■ Prompt
Search the material below for the string "name" and extract each line that has it.

[Chart and figure data]
>>
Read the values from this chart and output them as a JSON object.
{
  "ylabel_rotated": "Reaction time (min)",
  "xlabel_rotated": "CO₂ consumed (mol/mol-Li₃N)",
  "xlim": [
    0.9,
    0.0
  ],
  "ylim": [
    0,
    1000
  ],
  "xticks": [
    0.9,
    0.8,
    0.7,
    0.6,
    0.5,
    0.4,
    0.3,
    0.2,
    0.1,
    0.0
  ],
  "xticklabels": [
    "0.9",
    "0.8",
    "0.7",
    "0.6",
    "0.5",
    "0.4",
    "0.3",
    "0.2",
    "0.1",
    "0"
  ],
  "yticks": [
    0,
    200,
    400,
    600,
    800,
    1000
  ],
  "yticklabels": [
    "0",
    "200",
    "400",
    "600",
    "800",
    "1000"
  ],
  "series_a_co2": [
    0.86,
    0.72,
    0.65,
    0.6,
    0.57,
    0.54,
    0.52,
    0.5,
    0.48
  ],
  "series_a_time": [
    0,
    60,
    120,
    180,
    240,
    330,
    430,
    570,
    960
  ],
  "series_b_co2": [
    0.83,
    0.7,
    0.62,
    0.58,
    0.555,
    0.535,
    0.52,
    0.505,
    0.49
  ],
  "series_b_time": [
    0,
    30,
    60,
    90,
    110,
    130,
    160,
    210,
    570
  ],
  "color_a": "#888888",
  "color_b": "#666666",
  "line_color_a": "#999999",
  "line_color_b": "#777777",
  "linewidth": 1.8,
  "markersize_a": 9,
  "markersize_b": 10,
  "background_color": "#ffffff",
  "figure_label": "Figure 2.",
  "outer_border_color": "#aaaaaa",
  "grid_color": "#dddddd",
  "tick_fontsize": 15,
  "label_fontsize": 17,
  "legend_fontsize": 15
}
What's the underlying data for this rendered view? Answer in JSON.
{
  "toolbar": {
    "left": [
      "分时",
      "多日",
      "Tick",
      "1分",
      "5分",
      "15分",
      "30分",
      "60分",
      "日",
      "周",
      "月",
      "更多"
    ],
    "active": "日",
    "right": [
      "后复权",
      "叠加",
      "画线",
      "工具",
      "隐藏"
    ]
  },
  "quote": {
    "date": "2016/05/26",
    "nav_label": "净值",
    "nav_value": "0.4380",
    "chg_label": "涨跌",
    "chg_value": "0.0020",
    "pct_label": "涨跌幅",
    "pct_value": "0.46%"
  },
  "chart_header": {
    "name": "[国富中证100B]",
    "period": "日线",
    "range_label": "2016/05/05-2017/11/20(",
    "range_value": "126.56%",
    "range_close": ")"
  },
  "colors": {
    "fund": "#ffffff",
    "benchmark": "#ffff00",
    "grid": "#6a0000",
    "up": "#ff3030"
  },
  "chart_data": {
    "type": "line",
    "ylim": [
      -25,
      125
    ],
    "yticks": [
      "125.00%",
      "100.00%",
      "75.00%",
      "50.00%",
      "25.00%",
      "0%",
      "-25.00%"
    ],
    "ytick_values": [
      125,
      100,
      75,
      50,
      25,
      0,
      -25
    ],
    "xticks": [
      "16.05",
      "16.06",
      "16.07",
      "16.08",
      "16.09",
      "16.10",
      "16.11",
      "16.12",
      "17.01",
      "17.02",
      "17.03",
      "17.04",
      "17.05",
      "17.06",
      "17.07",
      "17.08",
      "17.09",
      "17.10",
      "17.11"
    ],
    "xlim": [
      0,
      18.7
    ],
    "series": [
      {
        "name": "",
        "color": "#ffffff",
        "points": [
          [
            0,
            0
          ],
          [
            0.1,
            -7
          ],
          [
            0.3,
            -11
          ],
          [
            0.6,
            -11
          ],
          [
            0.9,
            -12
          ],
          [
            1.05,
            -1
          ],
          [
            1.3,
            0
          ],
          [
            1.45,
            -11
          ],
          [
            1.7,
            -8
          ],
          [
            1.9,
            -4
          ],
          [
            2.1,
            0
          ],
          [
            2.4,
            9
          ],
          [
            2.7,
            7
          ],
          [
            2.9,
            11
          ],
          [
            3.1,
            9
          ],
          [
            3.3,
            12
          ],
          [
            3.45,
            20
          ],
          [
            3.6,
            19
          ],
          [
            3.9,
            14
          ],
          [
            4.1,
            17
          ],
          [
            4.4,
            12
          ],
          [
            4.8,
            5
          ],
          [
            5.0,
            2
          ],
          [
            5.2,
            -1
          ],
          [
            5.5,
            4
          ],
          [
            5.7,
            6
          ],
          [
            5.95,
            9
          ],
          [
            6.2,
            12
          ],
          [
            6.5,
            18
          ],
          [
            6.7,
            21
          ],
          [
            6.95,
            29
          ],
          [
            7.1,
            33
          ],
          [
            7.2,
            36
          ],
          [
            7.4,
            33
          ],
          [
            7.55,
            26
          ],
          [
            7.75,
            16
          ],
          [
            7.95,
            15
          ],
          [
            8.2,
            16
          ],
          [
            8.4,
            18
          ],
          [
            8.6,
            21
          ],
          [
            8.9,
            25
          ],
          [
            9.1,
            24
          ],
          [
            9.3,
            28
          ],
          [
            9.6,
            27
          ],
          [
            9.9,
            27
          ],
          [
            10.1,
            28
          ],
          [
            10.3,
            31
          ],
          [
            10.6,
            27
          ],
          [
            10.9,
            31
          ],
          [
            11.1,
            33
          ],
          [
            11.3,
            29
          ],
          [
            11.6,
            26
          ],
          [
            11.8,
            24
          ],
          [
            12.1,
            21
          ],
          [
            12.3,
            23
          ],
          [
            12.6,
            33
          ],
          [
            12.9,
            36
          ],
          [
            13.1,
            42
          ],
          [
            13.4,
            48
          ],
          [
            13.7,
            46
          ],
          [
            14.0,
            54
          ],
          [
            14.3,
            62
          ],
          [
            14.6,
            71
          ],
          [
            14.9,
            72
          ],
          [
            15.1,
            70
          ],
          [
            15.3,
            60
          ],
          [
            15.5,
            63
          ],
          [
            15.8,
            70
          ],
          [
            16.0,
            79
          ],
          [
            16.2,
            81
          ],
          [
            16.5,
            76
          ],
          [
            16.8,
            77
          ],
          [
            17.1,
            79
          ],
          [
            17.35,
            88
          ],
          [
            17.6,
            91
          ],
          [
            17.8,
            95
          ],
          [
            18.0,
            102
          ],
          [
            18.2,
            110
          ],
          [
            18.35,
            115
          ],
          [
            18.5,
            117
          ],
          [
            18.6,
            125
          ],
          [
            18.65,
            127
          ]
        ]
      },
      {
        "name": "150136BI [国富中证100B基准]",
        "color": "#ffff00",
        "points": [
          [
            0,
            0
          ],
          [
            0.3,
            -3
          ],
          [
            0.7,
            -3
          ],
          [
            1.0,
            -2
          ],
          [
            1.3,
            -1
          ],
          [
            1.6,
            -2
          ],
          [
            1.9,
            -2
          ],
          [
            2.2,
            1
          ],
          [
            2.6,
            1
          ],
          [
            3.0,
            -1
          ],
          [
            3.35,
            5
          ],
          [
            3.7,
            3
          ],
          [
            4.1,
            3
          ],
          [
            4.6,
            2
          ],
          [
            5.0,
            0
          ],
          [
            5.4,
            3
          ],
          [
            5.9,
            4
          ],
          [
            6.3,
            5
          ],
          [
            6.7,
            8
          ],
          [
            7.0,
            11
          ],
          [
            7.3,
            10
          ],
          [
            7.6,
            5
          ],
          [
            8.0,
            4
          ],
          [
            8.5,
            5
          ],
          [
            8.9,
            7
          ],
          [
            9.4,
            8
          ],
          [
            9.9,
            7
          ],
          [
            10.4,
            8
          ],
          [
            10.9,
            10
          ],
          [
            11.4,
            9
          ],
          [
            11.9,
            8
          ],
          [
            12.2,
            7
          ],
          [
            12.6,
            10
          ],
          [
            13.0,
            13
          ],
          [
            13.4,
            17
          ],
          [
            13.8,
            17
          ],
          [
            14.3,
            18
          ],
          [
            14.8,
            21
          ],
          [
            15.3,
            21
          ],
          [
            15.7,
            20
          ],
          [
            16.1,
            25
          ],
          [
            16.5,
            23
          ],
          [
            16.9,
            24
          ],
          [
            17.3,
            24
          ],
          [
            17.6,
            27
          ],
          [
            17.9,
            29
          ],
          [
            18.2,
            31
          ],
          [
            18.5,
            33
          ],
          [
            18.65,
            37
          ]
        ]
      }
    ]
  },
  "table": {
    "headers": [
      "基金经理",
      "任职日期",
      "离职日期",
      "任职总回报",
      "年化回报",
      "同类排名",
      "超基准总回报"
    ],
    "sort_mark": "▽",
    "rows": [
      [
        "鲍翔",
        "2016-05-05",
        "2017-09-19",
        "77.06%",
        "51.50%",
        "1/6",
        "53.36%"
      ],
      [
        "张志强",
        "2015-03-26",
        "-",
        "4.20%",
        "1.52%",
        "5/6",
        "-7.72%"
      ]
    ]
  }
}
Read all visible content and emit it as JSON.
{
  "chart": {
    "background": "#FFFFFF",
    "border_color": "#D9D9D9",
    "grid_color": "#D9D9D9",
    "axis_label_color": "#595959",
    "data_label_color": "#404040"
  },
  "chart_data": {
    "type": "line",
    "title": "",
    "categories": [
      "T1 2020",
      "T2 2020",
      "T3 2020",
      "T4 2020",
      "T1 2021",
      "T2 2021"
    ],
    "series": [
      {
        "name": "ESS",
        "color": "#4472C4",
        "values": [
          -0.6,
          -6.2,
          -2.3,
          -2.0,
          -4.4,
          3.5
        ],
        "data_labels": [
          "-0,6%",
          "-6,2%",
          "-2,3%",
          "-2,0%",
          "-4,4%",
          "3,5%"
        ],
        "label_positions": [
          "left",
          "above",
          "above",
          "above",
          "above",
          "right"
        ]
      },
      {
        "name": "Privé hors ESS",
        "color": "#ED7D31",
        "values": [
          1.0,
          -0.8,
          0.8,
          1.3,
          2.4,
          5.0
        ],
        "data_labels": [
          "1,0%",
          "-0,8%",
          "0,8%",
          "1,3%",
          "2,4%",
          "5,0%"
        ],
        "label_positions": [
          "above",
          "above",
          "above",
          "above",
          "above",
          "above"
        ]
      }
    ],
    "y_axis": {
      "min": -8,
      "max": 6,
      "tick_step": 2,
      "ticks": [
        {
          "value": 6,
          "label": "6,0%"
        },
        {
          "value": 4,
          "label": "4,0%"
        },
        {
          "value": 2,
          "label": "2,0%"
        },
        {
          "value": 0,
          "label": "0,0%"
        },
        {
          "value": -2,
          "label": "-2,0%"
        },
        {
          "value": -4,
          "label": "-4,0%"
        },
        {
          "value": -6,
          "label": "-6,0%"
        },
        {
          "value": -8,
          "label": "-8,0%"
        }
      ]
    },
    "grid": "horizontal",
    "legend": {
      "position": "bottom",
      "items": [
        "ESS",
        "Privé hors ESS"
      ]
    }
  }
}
<<
■ Solution for this exercise
    "name": "[国富中证100B]",
        "name": "",
        "name": "150136BI [国富中证100B基准]",
        "name": "ESS",
        "name": "Privé hors ESS",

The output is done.